Layout annotation records:
↓↓↓

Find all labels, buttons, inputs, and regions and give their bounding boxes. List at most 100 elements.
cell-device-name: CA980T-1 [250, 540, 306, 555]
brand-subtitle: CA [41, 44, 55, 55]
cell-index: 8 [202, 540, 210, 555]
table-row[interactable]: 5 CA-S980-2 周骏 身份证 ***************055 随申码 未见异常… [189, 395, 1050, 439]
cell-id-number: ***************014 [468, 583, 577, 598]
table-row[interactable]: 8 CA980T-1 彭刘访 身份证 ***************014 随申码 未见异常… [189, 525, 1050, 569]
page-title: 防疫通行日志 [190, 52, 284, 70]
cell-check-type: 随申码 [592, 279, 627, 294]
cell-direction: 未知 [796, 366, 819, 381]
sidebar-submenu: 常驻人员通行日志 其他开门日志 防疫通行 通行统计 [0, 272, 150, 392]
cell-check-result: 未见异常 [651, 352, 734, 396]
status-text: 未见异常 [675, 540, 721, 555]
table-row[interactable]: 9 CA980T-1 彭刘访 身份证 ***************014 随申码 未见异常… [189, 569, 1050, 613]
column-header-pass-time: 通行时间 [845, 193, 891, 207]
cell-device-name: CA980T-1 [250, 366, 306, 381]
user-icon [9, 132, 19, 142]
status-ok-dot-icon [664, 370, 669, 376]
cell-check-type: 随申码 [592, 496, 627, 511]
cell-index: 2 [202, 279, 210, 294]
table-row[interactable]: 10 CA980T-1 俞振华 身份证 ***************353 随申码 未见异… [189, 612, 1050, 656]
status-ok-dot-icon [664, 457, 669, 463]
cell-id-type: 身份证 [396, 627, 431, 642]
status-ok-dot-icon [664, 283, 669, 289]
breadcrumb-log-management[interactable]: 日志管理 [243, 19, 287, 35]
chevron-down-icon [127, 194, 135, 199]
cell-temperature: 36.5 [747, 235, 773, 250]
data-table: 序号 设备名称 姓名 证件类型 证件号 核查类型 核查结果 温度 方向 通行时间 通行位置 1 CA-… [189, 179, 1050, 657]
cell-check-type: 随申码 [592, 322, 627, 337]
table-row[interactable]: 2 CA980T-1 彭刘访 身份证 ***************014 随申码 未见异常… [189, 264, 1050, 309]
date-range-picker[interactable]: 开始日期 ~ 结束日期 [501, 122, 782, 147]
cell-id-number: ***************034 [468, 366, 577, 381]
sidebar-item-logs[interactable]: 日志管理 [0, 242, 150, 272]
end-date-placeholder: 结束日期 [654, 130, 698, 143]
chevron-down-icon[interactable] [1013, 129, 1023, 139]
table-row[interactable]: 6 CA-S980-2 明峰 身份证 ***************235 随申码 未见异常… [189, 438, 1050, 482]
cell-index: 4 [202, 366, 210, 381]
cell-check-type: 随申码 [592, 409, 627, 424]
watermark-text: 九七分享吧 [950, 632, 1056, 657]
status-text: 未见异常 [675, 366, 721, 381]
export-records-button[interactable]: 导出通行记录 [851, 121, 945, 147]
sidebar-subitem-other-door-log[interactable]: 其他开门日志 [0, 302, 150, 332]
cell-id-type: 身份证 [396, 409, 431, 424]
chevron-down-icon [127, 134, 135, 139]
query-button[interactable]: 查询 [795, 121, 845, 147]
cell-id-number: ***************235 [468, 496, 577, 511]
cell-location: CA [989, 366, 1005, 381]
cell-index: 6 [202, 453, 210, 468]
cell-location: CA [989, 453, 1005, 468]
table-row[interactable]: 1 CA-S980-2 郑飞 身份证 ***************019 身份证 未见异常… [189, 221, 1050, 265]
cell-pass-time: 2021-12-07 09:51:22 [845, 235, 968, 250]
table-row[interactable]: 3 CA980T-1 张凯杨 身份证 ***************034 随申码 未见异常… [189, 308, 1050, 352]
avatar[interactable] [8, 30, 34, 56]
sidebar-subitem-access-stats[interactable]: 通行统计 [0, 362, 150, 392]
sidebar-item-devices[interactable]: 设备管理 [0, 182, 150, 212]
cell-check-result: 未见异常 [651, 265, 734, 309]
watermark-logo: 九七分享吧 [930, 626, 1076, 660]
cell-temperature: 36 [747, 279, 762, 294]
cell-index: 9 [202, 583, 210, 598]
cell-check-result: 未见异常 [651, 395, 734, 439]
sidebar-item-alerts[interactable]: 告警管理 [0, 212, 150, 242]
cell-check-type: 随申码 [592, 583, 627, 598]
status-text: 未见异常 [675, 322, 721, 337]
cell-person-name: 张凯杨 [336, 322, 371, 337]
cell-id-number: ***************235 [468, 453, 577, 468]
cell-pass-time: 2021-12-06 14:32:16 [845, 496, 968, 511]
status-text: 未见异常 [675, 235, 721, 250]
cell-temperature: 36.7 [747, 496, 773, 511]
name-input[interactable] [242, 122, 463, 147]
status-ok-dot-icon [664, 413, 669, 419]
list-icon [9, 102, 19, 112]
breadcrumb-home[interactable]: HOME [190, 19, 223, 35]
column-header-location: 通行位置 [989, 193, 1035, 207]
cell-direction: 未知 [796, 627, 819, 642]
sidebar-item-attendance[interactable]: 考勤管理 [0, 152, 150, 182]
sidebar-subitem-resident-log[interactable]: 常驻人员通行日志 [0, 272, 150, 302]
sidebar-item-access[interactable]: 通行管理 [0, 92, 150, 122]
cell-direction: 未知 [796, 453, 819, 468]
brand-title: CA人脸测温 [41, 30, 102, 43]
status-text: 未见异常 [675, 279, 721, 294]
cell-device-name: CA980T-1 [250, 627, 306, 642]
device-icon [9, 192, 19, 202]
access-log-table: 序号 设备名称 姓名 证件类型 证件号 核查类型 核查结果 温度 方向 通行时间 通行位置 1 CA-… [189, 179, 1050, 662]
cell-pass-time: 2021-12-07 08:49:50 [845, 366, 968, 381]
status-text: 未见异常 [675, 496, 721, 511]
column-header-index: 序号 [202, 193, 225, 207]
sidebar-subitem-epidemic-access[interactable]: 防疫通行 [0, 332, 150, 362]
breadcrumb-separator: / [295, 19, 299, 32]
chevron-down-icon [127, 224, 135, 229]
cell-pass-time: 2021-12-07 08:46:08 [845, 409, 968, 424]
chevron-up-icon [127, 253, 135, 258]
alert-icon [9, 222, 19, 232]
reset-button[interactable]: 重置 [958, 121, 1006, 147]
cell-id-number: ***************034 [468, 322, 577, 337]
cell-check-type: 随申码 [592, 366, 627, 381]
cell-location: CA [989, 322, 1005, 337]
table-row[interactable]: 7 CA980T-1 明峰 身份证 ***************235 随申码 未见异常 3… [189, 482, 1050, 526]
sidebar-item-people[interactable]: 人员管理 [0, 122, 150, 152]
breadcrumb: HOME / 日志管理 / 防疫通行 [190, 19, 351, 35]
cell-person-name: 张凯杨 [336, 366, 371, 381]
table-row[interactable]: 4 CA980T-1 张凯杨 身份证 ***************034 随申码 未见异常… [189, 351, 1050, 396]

↑↑↑
↓↓↓

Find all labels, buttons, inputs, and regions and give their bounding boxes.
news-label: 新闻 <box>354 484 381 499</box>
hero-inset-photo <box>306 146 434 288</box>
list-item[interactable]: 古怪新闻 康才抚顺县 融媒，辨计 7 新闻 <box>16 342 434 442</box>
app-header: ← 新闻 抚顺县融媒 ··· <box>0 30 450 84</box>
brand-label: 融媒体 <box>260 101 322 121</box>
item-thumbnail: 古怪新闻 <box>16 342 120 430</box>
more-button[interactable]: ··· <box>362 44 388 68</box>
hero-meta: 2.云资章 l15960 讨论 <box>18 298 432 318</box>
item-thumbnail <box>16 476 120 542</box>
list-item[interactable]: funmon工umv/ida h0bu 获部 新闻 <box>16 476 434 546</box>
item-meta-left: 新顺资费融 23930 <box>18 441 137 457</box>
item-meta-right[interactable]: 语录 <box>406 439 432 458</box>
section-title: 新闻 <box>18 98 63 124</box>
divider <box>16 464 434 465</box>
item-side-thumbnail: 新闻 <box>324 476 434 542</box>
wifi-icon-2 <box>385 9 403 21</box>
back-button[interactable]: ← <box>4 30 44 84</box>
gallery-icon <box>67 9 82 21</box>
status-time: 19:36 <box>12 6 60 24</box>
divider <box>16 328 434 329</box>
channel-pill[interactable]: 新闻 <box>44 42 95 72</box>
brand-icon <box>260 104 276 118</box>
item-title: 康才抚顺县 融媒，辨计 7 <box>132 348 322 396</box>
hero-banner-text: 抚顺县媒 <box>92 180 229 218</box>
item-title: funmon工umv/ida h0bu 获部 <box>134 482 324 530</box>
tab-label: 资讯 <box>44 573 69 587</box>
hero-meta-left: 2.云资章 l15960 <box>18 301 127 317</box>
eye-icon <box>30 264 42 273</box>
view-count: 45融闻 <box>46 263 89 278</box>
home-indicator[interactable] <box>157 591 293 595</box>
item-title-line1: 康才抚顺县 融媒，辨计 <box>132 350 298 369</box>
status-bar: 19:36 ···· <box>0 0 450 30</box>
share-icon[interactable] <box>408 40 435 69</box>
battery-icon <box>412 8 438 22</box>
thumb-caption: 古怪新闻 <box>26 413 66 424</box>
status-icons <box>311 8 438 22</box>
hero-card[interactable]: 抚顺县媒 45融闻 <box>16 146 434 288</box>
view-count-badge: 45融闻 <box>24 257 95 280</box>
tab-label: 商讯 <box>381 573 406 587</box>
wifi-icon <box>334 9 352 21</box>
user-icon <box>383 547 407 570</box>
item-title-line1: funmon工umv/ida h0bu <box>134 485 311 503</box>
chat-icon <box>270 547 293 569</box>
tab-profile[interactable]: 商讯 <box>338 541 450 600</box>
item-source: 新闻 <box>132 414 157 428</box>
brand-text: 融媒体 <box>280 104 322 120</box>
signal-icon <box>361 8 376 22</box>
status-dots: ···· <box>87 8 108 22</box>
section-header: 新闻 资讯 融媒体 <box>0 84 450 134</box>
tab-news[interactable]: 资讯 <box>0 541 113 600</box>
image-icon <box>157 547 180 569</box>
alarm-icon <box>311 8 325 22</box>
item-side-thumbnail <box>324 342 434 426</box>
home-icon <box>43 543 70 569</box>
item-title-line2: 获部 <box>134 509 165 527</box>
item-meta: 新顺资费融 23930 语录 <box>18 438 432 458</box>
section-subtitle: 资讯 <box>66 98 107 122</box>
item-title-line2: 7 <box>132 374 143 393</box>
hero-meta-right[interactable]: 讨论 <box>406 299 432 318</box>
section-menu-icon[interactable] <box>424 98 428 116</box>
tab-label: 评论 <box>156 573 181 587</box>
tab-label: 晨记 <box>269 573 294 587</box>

↑↑↑

YOUR TASK:
Which lines in the items above contain the string "新顺资费融"? Copy each such line in full, treating uppercase and lowercase as different.

RESULT OF THE EXERCISE:
item-meta-left: 新顺资费融 23930 <box>18 441 137 457</box>
item-meta: 新顺资费融 23930 语录 <box>18 438 432 458</box>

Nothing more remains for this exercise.